(Exercise materials)
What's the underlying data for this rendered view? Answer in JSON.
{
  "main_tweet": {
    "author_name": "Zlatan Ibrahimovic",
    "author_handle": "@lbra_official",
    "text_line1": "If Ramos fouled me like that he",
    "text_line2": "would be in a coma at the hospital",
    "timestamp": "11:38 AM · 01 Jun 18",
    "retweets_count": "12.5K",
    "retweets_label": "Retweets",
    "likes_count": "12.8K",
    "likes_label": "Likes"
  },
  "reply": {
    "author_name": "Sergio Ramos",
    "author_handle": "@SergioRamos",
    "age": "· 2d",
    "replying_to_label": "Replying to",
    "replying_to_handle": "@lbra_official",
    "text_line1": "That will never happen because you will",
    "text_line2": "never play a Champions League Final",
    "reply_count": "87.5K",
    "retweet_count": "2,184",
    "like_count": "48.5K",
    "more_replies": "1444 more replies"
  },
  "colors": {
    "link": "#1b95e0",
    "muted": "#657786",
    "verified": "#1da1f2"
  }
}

* * *

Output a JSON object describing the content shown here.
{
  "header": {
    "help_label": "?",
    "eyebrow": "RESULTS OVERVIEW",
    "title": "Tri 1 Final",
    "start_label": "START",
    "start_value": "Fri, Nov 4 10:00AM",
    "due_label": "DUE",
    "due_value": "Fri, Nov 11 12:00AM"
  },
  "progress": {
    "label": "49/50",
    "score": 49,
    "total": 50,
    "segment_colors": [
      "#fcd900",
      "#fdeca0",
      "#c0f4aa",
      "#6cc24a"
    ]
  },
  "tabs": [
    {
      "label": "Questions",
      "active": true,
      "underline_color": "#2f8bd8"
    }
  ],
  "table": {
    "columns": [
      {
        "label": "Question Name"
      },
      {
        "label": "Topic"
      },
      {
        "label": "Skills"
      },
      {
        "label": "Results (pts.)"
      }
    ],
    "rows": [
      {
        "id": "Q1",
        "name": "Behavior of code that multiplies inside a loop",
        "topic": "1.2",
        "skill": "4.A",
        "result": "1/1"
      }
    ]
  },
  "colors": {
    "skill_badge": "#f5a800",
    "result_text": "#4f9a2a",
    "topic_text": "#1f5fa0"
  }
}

==

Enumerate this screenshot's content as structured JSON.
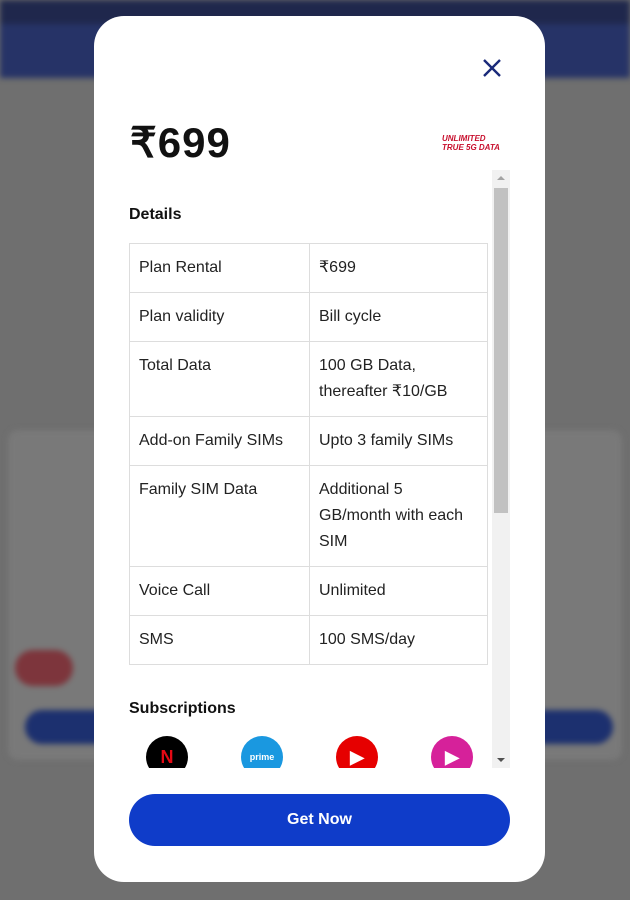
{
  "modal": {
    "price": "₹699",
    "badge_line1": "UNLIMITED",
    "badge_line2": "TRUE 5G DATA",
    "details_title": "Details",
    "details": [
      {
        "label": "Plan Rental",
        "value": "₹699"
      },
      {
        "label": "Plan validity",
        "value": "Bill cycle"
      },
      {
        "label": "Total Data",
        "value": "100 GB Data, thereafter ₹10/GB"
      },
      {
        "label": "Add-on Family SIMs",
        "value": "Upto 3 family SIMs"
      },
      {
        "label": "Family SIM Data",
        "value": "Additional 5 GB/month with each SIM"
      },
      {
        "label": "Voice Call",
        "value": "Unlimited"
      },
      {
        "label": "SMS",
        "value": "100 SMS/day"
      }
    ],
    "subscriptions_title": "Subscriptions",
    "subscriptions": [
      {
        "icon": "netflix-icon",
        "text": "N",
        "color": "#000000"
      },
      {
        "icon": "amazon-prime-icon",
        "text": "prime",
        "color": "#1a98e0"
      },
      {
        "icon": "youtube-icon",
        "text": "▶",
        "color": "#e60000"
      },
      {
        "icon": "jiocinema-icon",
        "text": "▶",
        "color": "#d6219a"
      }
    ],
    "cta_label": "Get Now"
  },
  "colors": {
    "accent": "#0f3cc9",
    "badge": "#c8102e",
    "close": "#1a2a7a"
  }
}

(Description of the task)
Your answer should be only a number: how many lines of the data above contain the string "Final"?

(Written solution)
2